→ **YOUR TASK**: Rewrite the data from its first line through the line containing "cell-top_left-r6c1[interactable] [15,224,50,259]", changing each "bottom_left" to "lower_left" and keeping everything else the same.

→ **ENTRIES PROVIDED**:
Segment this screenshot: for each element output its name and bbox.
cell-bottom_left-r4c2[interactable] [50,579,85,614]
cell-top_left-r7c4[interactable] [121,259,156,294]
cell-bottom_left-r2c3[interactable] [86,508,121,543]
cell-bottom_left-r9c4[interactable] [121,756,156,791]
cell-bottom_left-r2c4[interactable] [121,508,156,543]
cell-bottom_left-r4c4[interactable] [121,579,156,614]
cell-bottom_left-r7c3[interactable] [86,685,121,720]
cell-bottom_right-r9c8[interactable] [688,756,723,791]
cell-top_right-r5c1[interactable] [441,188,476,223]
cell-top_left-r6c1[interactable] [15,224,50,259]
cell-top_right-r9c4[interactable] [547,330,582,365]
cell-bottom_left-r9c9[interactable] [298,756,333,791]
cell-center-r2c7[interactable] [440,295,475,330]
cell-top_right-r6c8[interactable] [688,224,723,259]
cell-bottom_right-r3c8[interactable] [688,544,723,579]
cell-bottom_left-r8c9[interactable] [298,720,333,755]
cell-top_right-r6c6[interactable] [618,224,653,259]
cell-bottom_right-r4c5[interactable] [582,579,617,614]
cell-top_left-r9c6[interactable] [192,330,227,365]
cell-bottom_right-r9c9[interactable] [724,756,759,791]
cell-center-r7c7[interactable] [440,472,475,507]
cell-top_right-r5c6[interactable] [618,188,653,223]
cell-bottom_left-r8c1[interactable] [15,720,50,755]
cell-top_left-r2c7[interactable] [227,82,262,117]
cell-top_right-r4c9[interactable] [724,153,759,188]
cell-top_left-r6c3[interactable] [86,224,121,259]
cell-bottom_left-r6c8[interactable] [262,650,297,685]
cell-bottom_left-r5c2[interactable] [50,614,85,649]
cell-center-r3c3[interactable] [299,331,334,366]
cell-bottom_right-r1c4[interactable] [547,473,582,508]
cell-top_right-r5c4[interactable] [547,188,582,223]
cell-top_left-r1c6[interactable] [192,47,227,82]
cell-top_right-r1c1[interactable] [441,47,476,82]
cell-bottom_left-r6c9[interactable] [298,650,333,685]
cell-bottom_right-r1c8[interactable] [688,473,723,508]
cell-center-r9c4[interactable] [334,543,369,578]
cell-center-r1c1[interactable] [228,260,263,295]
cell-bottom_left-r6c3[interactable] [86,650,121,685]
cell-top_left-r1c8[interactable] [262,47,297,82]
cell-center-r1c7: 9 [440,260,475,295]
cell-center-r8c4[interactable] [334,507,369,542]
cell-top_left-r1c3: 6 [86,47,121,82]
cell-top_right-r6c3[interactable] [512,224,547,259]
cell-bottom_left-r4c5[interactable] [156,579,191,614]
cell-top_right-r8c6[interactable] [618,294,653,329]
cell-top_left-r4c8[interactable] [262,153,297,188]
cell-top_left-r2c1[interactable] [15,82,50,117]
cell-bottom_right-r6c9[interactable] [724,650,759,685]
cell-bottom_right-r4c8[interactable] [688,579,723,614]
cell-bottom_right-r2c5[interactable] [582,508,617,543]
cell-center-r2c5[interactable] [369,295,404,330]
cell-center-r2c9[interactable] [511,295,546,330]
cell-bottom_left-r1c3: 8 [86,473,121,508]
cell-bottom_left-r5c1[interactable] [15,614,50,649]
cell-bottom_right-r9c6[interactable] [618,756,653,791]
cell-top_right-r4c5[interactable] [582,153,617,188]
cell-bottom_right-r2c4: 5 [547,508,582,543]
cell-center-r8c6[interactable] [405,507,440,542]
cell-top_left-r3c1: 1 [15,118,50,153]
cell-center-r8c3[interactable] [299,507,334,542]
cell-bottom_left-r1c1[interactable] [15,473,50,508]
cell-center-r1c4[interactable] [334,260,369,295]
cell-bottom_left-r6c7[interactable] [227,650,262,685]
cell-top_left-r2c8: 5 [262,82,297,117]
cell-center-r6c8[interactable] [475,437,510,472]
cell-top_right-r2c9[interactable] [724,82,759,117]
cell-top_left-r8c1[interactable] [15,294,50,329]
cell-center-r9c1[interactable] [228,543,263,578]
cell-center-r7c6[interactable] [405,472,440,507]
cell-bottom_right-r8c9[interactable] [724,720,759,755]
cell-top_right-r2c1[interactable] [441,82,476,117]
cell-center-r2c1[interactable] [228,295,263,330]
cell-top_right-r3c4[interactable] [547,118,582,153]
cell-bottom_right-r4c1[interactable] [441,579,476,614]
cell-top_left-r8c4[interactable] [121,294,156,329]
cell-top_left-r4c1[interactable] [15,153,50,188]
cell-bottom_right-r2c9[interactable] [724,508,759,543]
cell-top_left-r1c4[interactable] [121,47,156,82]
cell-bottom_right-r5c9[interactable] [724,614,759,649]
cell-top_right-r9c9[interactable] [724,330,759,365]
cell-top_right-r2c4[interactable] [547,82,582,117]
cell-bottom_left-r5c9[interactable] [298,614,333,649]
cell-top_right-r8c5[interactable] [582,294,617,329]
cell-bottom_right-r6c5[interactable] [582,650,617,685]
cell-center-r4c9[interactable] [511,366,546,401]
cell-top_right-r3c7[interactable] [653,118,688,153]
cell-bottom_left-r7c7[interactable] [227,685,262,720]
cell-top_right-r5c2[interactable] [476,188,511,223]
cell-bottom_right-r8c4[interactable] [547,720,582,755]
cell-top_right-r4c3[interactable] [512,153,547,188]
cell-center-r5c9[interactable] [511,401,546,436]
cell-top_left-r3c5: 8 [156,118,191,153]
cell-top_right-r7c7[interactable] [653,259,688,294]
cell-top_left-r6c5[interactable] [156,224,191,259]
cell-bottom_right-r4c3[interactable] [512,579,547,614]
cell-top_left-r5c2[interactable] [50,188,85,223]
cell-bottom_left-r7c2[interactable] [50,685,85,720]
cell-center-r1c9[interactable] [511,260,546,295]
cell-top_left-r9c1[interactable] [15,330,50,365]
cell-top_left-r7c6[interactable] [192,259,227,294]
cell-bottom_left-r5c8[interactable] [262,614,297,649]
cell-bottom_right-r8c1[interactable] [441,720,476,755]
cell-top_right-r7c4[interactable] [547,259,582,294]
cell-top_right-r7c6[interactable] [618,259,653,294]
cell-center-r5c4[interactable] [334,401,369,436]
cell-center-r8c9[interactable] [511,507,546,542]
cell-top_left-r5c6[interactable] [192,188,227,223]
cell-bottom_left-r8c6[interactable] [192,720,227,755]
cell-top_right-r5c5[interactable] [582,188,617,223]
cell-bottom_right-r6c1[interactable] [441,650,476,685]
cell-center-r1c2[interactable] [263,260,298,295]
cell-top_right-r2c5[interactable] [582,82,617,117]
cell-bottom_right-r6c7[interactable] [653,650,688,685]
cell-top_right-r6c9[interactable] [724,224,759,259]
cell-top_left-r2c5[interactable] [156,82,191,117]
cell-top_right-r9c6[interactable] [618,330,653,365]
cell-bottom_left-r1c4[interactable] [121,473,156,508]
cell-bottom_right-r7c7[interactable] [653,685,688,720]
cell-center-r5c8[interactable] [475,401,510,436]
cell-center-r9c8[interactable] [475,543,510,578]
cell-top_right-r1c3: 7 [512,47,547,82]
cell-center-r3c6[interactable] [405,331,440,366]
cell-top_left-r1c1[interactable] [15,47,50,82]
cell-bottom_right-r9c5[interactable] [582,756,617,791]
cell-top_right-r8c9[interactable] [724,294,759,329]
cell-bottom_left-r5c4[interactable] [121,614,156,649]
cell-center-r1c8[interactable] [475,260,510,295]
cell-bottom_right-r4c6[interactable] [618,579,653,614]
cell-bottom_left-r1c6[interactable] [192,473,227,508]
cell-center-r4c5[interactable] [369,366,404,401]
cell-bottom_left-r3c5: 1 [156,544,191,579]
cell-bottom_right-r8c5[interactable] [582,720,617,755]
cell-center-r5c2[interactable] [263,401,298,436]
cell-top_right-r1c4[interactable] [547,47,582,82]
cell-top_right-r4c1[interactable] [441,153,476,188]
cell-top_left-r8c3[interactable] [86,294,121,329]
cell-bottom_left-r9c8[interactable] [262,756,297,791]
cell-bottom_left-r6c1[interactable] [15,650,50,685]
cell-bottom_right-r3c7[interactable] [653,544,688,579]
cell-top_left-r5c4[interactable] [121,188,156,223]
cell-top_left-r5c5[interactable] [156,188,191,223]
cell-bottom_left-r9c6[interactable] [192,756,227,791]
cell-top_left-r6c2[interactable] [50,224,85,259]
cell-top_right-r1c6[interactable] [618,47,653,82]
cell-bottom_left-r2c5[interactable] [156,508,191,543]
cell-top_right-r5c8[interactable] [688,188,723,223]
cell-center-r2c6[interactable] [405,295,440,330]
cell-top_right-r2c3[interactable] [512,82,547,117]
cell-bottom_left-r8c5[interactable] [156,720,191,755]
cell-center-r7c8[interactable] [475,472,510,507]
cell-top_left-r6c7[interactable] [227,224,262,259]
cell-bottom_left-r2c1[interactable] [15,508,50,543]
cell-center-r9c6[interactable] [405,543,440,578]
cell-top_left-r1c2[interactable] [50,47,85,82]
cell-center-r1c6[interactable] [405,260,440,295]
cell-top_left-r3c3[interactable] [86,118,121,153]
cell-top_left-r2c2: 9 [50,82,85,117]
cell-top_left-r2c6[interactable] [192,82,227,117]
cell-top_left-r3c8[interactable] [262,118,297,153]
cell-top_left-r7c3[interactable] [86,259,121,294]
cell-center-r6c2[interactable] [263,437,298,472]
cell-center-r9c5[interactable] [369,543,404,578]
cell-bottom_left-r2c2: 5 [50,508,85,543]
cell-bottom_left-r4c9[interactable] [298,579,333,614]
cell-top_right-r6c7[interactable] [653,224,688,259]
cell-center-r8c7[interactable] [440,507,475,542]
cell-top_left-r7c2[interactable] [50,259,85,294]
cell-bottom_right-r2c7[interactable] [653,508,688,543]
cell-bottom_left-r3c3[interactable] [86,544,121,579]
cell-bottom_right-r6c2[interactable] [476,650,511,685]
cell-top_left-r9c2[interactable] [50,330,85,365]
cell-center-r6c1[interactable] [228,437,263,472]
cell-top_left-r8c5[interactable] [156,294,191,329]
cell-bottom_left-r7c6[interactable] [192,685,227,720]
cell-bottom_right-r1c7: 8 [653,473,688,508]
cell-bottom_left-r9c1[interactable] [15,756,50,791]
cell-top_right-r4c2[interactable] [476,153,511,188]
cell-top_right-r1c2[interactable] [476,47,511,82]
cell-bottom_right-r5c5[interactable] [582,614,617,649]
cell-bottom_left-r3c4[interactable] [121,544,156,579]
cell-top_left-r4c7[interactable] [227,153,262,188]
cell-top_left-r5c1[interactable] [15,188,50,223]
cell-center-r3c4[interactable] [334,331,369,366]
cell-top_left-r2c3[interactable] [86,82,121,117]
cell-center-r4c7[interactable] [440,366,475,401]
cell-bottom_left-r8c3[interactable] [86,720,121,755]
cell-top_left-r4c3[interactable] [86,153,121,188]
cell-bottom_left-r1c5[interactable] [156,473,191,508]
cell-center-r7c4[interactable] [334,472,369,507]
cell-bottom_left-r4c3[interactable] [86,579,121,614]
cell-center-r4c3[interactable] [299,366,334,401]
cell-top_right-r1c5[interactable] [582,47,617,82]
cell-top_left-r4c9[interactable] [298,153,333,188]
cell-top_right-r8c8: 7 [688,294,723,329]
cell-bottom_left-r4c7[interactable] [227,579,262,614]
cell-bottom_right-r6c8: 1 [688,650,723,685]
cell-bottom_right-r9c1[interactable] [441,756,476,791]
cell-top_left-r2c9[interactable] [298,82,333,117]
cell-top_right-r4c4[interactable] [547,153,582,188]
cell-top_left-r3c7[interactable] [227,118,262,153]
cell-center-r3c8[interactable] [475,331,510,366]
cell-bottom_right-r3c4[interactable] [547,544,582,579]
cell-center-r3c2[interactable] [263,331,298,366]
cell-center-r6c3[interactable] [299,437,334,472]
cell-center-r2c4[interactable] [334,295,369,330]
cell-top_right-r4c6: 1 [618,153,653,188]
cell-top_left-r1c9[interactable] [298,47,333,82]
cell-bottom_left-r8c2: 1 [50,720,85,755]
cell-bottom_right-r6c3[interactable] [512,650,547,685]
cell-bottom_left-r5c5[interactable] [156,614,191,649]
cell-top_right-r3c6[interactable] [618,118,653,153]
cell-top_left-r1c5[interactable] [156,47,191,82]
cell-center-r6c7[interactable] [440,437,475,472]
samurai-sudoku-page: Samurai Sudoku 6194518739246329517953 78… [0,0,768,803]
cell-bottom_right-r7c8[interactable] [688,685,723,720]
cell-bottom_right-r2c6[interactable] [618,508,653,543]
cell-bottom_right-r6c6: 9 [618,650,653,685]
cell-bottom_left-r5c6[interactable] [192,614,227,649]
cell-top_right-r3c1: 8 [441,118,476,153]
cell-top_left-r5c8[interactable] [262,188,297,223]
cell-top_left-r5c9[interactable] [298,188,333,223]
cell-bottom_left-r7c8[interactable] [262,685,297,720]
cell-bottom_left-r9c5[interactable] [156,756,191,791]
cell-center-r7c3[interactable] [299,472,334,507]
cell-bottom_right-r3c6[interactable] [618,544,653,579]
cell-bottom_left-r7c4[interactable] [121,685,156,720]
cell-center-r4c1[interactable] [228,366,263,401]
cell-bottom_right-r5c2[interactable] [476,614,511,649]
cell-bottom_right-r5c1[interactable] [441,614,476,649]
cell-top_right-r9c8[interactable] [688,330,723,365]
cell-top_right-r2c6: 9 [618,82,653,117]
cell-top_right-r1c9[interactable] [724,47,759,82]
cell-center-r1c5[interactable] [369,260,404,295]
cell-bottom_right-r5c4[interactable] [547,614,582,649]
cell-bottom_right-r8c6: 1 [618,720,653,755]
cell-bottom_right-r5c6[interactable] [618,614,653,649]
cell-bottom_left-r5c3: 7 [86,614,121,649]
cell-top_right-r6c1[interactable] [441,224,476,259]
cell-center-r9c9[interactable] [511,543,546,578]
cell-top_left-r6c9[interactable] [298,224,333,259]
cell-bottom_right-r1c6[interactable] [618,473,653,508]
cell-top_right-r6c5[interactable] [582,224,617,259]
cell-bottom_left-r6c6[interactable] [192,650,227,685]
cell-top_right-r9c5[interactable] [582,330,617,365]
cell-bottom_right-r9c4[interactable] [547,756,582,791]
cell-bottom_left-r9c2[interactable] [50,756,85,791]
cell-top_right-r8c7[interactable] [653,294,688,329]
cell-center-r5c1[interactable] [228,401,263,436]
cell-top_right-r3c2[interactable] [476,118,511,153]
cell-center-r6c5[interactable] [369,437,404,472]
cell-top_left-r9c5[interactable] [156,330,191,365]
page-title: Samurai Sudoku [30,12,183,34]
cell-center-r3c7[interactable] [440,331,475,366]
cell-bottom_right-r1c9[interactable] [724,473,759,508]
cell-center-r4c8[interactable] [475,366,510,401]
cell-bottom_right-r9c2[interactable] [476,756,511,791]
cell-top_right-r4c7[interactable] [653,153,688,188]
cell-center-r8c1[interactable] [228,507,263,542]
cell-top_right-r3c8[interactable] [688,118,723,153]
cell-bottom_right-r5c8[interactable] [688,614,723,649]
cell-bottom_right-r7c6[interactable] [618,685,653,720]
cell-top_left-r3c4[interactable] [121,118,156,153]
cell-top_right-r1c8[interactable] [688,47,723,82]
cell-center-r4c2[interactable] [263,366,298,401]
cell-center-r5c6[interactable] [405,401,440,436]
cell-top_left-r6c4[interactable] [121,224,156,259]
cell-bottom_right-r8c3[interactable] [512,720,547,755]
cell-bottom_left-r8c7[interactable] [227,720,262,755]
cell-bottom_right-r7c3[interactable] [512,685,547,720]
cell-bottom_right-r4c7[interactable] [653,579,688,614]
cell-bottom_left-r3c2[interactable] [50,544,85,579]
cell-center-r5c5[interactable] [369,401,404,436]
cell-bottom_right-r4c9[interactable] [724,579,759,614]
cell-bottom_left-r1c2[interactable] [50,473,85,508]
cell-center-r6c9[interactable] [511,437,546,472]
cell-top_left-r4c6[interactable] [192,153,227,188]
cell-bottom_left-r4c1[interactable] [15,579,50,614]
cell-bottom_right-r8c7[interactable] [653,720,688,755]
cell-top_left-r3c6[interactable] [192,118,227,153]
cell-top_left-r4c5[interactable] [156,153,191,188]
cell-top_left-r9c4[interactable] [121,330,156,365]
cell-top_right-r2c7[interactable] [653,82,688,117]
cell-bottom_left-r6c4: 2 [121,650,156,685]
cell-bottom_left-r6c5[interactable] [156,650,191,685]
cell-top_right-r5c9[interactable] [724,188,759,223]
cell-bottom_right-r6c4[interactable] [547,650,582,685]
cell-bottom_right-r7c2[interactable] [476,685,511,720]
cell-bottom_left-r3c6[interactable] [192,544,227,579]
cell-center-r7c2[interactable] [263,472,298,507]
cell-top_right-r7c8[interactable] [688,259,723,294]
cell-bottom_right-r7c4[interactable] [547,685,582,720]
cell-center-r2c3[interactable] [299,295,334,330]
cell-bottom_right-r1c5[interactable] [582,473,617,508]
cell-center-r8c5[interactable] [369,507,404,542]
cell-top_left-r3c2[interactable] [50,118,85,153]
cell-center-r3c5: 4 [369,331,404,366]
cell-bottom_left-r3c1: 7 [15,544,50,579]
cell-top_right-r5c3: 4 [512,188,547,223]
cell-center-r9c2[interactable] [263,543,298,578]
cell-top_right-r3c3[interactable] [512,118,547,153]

→ **EXERCISE ANSWER**:
Segment this screenshot: for each element output its name and bbox.
cell-lower_left-r4c2[interactable] [50,579,85,614]
cell-top_left-r7c4[interactable] [121,259,156,294]
cell-lower_left-r2c3[interactable] [86,508,121,543]
cell-lower_left-r9c4[interactable] [121,756,156,791]
cell-lower_left-r2c4[interactable] [121,508,156,543]
cell-lower_left-r4c4[interactable] [121,579,156,614]
cell-lower_left-r7c3[interactable] [86,685,121,720]
cell-bottom_right-r9c8[interactable] [688,756,723,791]
cell-top_right-r5c1[interactable] [441,188,476,223]
cell-top_left-r6c1[interactable] [15,224,50,259]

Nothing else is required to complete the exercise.